START

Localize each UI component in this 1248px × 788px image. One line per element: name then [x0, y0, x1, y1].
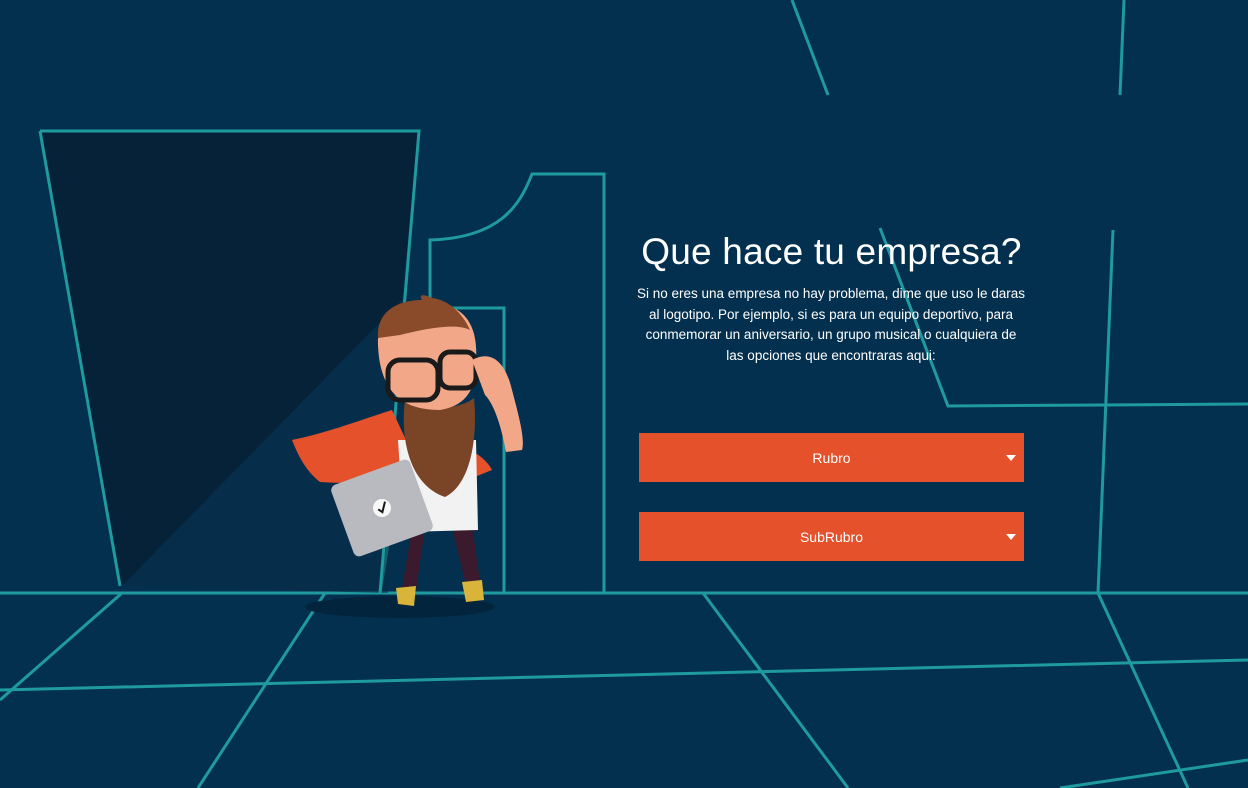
page-description: Si no eres una empresa no hay problema, …	[637, 286, 1025, 363]
subrubro-select[interactable]: SubRubro	[639, 512, 1024, 561]
chevron-down-icon	[1006, 455, 1016, 461]
subrubro-select-label: SubRubro	[799, 528, 864, 545]
page-title: Que hace tu empresa?	[641, 231, 1022, 272]
page: Que hace tu empresa? Si no eres una empr…	[0, 0, 1248, 788]
chevron-down-icon	[1006, 534, 1016, 540]
background-illustration	[0, 0, 1248, 788]
intro-block: Que hace tu empresa? Si no eres una empr…	[637, 228, 1025, 366]
rubro-select[interactable]: Rubro	[639, 433, 1024, 482]
rubro-select-label: Rubro	[812, 449, 851, 466]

END

## Objective:
Repeat the listing above with "element" switched to "item" and nothing else changed. Leave out the pictures.

## Full solution:
Localize each UI component in this 1248px × 788px image. One line per item: name then [x0, y0, x1, y1].
page-description: Si no eres una empresa no hay problema, …	[637, 286, 1025, 363]
subrubro-select[interactable]: SubRubro	[639, 512, 1024, 561]
chevron-down-icon	[1006, 455, 1016, 461]
subrubro-select-label: SubRubro	[799, 528, 864, 545]
page-title: Que hace tu empresa?	[641, 231, 1022, 272]
page: Que hace tu empresa? Si no eres una empr…	[0, 0, 1248, 788]
chevron-down-icon	[1006, 534, 1016, 540]
background-illustration	[0, 0, 1248, 788]
intro-block: Que hace tu empresa? Si no eres una empr…	[637, 228, 1025, 366]
rubro-select[interactable]: Rubro	[639, 433, 1024, 482]
rubro-select-label: Rubro	[812, 449, 851, 466]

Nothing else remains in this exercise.